Repeat every line of the material, character for character.
════════════════
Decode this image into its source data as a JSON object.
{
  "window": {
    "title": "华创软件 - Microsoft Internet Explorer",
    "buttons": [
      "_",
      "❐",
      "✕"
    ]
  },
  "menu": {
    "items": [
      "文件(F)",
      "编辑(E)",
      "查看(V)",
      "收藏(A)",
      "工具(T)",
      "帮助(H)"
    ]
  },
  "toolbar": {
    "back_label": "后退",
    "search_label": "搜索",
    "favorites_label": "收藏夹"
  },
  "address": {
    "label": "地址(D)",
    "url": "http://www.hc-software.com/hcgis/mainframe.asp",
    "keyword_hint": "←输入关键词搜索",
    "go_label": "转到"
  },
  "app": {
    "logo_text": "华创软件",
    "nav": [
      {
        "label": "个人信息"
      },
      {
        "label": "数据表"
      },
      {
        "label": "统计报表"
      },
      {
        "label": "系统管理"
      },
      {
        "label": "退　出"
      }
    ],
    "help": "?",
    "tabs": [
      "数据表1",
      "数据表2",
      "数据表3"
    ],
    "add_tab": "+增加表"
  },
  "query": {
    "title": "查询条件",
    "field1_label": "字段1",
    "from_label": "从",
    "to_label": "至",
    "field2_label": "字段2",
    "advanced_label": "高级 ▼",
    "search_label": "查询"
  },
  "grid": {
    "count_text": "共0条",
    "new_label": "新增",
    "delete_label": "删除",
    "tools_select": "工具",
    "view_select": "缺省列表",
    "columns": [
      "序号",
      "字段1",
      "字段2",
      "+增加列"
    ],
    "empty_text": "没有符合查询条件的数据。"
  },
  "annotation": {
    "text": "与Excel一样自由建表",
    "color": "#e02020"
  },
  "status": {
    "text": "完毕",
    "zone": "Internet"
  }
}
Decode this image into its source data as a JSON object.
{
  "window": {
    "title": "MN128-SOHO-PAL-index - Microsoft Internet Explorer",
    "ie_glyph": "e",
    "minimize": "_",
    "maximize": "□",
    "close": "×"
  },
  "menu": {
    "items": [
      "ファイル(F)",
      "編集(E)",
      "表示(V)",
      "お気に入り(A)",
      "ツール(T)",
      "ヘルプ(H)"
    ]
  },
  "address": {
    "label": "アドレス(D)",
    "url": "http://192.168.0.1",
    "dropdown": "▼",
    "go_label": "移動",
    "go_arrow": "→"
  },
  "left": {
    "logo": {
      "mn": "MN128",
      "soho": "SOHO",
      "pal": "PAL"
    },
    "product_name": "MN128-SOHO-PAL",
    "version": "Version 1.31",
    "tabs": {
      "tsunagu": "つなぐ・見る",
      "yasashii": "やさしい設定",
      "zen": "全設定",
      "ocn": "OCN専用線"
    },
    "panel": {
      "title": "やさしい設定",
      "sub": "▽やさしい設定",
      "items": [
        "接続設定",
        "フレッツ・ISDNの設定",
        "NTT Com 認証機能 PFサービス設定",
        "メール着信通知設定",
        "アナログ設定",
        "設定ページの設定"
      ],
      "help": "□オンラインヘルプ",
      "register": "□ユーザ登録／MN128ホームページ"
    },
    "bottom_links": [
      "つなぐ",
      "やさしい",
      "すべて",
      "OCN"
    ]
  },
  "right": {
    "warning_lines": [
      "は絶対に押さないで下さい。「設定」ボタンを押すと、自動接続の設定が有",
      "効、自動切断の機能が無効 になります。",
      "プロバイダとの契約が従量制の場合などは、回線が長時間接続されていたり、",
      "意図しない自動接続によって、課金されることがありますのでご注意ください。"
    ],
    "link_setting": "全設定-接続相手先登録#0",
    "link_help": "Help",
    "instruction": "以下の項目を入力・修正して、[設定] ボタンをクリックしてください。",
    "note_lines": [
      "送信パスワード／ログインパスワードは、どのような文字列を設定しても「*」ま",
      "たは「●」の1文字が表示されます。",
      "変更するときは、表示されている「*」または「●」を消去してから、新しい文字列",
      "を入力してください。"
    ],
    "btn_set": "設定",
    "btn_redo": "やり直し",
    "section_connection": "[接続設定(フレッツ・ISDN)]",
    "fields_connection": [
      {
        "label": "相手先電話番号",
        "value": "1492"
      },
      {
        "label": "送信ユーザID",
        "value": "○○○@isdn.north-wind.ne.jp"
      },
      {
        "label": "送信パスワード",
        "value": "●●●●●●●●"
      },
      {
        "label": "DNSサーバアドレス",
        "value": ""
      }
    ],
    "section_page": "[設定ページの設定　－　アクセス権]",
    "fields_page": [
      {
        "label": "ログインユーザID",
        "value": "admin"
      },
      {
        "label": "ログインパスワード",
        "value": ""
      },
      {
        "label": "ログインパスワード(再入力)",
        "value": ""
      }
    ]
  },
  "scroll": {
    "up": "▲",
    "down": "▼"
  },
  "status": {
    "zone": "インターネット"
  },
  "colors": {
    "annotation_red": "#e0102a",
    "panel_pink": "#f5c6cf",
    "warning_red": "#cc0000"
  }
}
════════════════
- [REPLY TO THE EXERCISE]:
Decode this image into its source data as a JSON object.
{
  "window": {
    "title": "华创软件 - Microsoft Internet Explorer",
    "buttons": [
      "_",
      "❐",
      "✕"
    ]
  },
  "menu": {
    "items": [
      "文件(F)",
      "编辑(E)",
      "查看(V)",
      "收藏(A)",
      "工具(T)",
      "帮助(H)"
    ]
  },
  "toolbar": {
    "back_label": "后退",
    "search_label": "搜索",
    "favorites_label": "收藏夹"
  },
  "address": {
    "label": "地址(D)",
    "url": "http://www.hc-software.com/hcgis/mainframe.asp",
    "keyword_hint": "←输入关键词搜索",
    "go_label": "转到"
  },
  "app": {
    "logo_text": "华创软件",
    "nav": [
      {
        "label": "个人信息"
      },
      {
        "label": "数据表"
      },
      {
        "label": "统计报表"
      },
      {
        "label": "系统管理"
      },
      {
        "label": "退　出"
      }
    ],
    "help": "?",
    "tabs": [
      "数据表1",
      "数据表2",
      "数据表3"
    ],
    "add_tab": "+增加表"
  },
  "query": {
    "title": "查询条件",
    "field1_label": "字段1",
    "from_label": "从",
    "to_label": "至",
    "field2_label": "字段2",
    "advanced_label": "高级 ▼",
    "search_label": "查询"
  },
  "grid": {
    "count_text": "共0条",
    "new_label": "新增",
    "delete_label": "删除",
    "tools_select": "工具",
    "view_select": "缺省列表",
    "columns": [
      "序号",
      "字段1",
      "字段2",
      "+增加列"
    ],
    "empty_text": "没有符合查询条件的数据。"
  },
  "annotation": {
    "text": "与Excel一样自由建表",
    "color": "#e02020"
  },
  "status": {
    "text": "完毕",
    "zone": "Internet"
  }
}
Decode this image into its source data as a JSON object.
{
  "window": {
    "title": "MN128-SOHO-PAL-index - Microsoft Internet Explorer",
    "ie_glyph": "e",
    "minimize": "_",
    "maximize": "□",
    "close": "×"
  },
  "menu": {
    "items": [
      "ファイル(F)",
      "編集(E)",
      "表示(V)",
      "お気に入り(A)",
      "ツール(T)",
      "ヘルプ(H)"
    ]
  },
  "address": {
    "label": "アドレス(D)",
    "url": "http://192.168.0.1",
    "dropdown": "▼",
    "go_label": "移動",
    "go_arrow": "→"
  },
  "left": {
    "logo": {
      "mn": "MN128",
      "soho": "SOHO",
      "pal": "PAL"
    },
    "product_name": "MN128-SOHO-PAL",
    "version": "Version 1.31",
    "tabs": {
      "tsunagu": "つなぐ・見る",
      "yasashii": "やさしい設定",
      "zen": "全設定",
      "ocn": "OCN専用線"
    },
    "panel": {
      "title": "やさしい設定",
      "sub": "▽やさしい設定",
      "items": [
        "接続設定",
        "フレッツ・ISDNの設定",
        "NTT Com 認証機能 PFサービス設定",
        "メール着信通知設定",
        "アナログ設定",
        "設定ページの設定"
      ],
      "help": "□オンラインヘルプ",
      "register": "□ユーザ登録／MN128ホームページ"
    },
    "bottom_links": [
      "つなぐ",
      "やさしい",
      "すべて",
      "OCN"
    ]
  },
  "right": {
    "warning_lines": [
      "は絶対に押さないで下さい。「設定」ボタンを押すと、自動接続の設定が有",
      "効、自動切断の機能が無効 になります。",
      "プロバイダとの契約が従量制の場合などは、回線が長時間接続されていたり、",
      "意図しない自動接続によって、課金されることがありますのでご注意ください。"
    ],
    "link_setting": "全設定-接続相手先登録#0",
    "link_help": "Help",
    "instruction": "以下の項目を入力・修正して、[設定] ボタンをクリックしてください。",
    "note_lines": [
      "送信パスワード／ログインパスワードは、どのような文字列を設定しても「*」ま",
      "たは「●」の1文字が表示されます。",
      "変更するときは、表示されている「*」または「●」を消去してから、新しい文字列",
      "を入力してください。"
    ],
    "btn_set": "設定",
    "btn_redo": "やり直し",
    "section_connection": "[接続設定(フレッツ・ISDN)]",
    "fields_connection": [
      {
        "label": "相手先電話番号",
        "value": "1492"
      },
      {
        "label": "送信ユーザID",
        "value": "○○○@isdn.north-wind.ne.jp"
      },
      {
        "label": "送信パスワード",
        "value": "●●●●●●●●"
      },
      {
        "label": "DNSサーバアドレス",
        "value": ""
      }
    ],
    "section_page": "[設定ページの設定　－　アクセス権]",
    "fields_page": [
      {
        "label": "ログインユーザID",
        "value": "admin"
      },
      {
        "label": "ログインパスワード",
        "value": ""
      },
      {
        "label": "ログインパスワード(再入力)",
        "value": ""
      }
    ]
  },
  "scroll": {
    "up": "▲",
    "down": "▼"
  },
  "status": {
    "zone": "インターネット"
  },
  "colors": {
    "annotation_red": "#e0102a",
    "panel_pink": "#f5c6cf",
    "warning_red": "#cc0000"
  }
}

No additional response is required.